Begin

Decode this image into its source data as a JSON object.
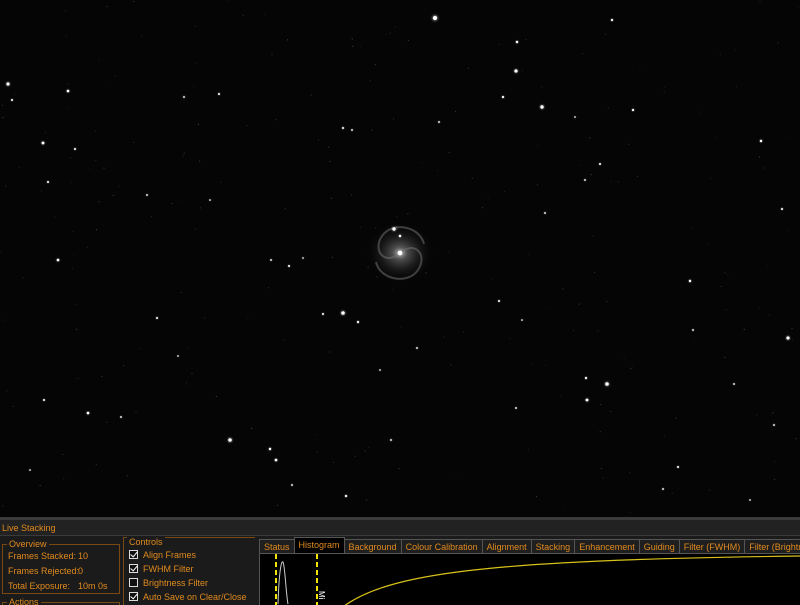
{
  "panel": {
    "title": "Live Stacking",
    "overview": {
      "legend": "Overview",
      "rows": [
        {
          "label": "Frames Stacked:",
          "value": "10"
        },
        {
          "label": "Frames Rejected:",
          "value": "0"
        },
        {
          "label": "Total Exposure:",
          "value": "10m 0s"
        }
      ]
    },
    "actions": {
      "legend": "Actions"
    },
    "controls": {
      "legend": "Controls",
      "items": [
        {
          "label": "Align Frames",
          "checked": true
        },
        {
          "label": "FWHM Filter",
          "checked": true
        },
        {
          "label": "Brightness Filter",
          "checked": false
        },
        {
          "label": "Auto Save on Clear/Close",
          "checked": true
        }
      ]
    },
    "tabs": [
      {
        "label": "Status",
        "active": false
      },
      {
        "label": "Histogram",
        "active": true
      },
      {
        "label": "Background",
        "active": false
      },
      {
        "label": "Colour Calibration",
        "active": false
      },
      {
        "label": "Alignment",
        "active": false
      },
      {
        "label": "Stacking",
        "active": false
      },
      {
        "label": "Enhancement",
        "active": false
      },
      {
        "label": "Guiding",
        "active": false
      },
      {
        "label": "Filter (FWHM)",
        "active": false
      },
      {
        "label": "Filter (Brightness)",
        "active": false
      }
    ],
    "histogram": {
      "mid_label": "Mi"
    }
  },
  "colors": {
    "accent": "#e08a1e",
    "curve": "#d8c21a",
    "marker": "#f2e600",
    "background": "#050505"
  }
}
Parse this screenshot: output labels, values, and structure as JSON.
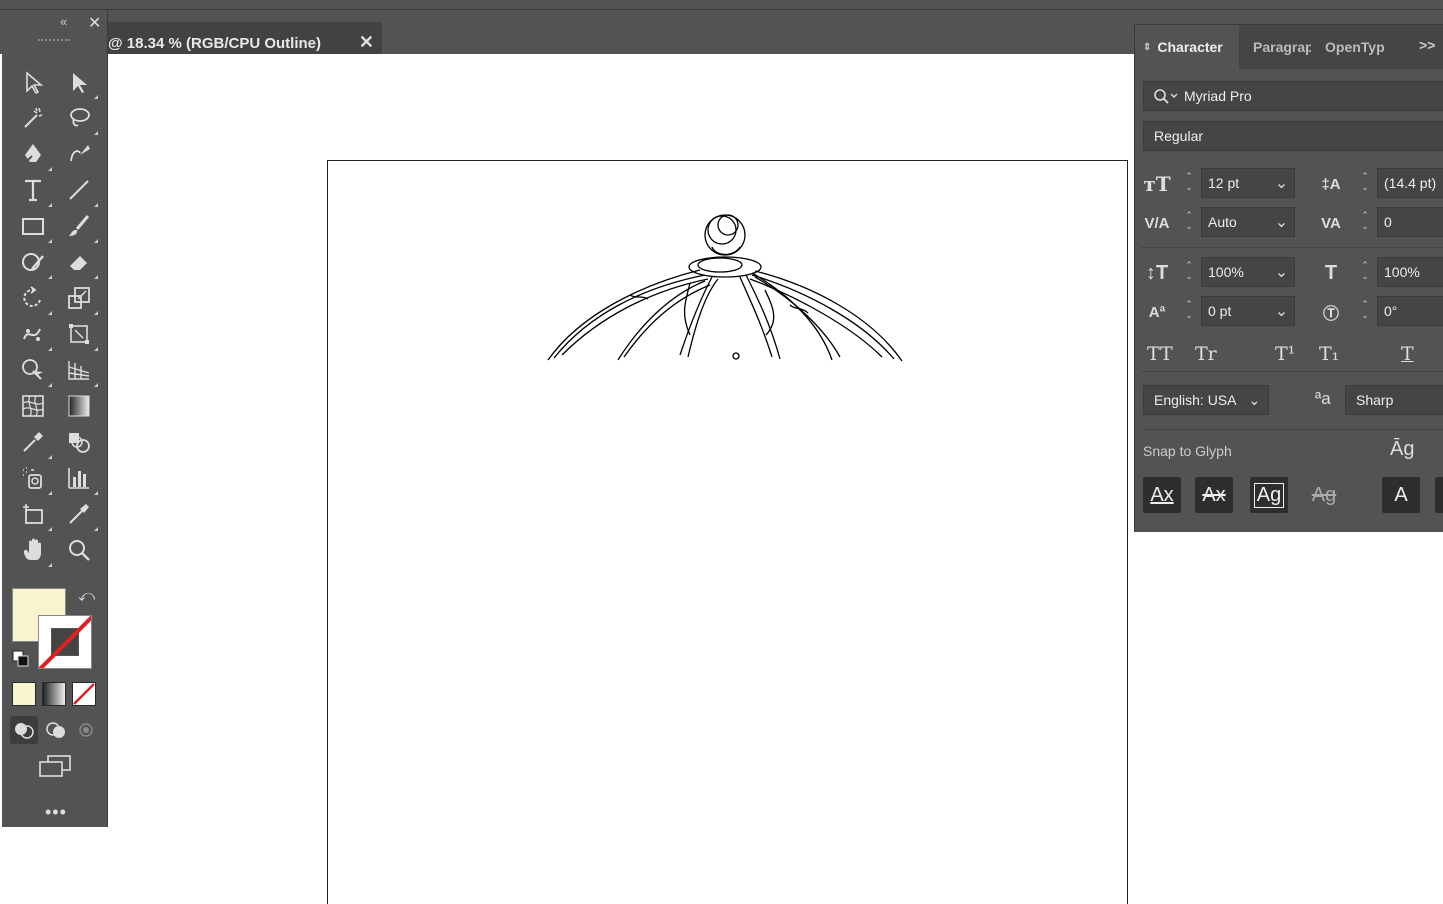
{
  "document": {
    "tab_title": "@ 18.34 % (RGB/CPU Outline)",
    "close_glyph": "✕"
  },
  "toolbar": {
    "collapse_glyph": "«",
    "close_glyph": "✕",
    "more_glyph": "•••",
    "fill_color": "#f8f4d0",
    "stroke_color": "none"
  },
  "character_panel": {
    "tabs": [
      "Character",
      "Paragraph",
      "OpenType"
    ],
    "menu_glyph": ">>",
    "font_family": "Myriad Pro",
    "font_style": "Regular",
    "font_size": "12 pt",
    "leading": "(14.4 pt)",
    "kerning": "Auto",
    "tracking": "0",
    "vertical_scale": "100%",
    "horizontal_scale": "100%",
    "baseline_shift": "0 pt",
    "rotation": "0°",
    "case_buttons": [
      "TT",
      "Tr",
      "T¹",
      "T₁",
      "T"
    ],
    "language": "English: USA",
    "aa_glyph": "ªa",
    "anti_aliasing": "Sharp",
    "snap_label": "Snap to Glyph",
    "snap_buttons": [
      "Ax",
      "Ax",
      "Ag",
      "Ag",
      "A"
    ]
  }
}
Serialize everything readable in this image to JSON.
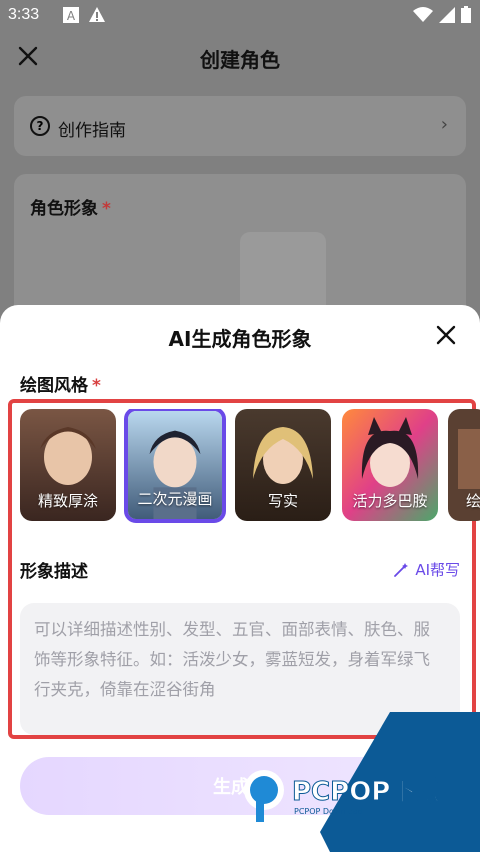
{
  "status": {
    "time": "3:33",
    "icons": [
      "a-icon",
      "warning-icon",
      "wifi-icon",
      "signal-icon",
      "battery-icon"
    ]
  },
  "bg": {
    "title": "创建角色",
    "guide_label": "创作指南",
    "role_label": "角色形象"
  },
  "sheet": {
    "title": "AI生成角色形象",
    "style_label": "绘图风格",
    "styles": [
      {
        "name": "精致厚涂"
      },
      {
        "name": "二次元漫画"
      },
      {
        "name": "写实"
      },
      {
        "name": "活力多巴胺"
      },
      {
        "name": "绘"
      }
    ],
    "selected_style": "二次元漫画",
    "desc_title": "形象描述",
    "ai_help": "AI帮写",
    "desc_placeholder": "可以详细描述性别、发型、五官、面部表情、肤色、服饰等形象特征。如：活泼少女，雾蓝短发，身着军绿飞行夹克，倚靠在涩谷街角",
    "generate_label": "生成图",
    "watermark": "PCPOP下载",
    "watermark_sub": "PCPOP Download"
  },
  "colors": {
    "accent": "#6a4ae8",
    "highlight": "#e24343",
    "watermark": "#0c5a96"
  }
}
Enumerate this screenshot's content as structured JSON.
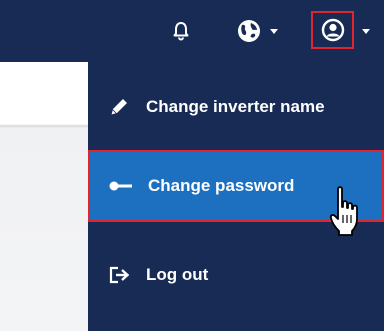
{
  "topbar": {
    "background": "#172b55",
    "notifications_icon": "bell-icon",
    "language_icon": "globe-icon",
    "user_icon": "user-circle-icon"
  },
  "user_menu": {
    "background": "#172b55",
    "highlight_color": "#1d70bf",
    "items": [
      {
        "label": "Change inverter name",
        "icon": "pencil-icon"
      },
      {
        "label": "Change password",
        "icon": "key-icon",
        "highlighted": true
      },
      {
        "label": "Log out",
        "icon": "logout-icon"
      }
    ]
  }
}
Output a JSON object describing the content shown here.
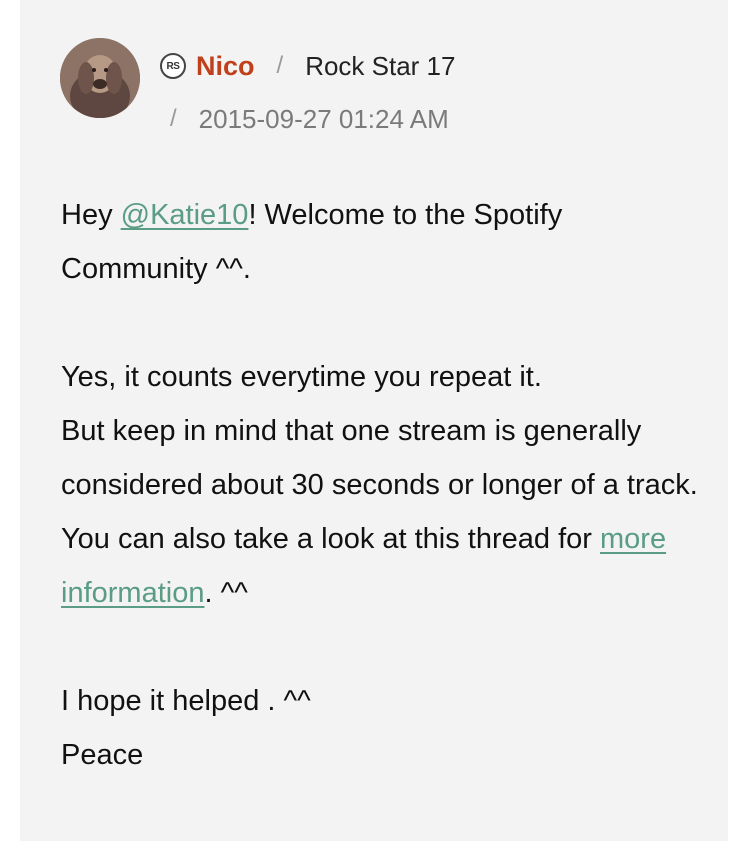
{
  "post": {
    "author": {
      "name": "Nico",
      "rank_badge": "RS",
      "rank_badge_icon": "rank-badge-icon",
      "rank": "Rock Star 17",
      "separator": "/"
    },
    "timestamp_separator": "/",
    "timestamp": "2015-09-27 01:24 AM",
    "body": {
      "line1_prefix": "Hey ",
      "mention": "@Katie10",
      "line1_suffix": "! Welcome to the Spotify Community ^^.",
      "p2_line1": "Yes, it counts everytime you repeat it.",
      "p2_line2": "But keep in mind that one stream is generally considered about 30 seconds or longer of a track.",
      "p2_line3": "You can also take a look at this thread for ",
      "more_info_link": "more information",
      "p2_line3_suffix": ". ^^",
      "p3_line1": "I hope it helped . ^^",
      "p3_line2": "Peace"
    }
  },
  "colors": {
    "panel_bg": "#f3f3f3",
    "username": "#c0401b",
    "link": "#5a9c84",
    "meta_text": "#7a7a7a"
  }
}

End

→ DIRECTIONS: List all lines from the entries that include the word "Filter".

→ SOLUTION TO THE PROBLEM:
          "label": "FWHM Filter",
          "label": "Brightness Filter",
        "label": "Filter (FWHM)",
        "label": "Filter (Brightness)",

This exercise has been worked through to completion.